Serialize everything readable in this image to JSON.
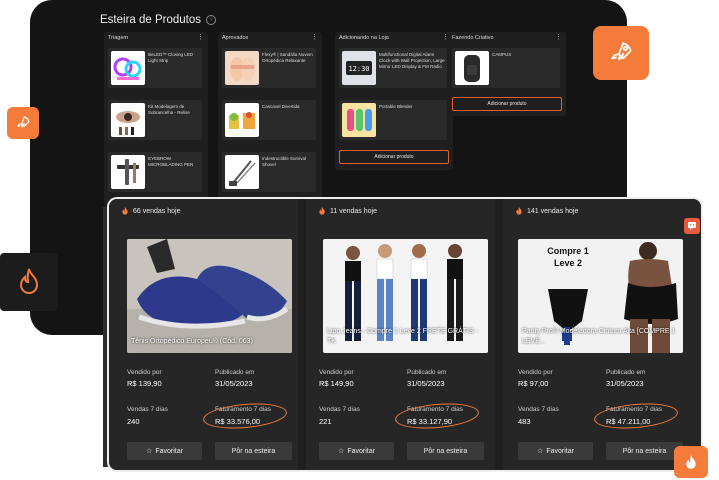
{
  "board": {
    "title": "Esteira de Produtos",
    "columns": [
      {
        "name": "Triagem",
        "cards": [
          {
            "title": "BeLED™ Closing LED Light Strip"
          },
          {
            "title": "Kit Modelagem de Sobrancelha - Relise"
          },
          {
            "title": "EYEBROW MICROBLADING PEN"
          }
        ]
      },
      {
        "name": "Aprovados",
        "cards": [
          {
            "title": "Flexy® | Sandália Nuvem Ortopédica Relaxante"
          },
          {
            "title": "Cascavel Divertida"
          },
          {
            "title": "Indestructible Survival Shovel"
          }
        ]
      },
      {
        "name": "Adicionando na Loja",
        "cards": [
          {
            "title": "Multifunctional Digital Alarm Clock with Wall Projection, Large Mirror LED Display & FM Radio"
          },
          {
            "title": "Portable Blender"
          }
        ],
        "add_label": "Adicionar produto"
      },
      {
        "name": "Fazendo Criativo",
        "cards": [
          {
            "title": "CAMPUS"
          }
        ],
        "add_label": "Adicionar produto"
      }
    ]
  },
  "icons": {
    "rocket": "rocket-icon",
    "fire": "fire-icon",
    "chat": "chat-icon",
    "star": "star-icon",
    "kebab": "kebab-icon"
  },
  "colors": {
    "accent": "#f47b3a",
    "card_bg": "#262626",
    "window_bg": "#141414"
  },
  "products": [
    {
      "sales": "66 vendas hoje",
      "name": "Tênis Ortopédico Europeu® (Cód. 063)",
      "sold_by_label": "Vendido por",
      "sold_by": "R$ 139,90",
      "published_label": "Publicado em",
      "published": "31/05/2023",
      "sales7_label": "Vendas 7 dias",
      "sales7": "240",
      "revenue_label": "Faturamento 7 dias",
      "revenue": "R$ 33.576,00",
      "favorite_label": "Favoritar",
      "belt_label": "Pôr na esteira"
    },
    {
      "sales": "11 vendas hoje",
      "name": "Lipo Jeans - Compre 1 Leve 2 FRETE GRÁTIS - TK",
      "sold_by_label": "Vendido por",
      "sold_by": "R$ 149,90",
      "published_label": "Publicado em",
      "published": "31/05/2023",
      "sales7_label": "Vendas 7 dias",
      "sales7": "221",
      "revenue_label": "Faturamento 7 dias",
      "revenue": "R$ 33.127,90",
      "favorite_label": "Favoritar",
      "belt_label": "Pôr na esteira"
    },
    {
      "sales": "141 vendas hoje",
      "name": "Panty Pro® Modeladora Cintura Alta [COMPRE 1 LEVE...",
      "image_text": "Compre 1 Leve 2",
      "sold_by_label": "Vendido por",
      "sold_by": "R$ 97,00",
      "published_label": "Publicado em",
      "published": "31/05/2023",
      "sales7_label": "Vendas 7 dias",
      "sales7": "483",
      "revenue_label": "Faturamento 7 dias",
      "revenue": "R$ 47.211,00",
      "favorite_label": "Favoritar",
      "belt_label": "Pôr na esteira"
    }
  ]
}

────────────────────────────────────────

» **What you are asked to do**:
Which lines hold the word "title"? Show each one.

» **Correct response**:
    "title": "Esteira de Produtos",
            "title": "BeLED™ Closing LED Light Strip"
            "title": "Kit Modelagem de Sobrancelha - Relise"
            "title": "EYEBROW MICROBLADING PEN"
            "title": "Flexy® | Sandália Nuvem Ortopédica Relaxante"
            "title": "Cascavel Divertida"
            "title": "Indestructible Survival Shovel"
            "title": "Multifunctional Digital Alarm Clock with Wall Projection, Large Mirror LED Display & FM Radio"
            "title": "Portable Blender"
            "title": "CAMPUS"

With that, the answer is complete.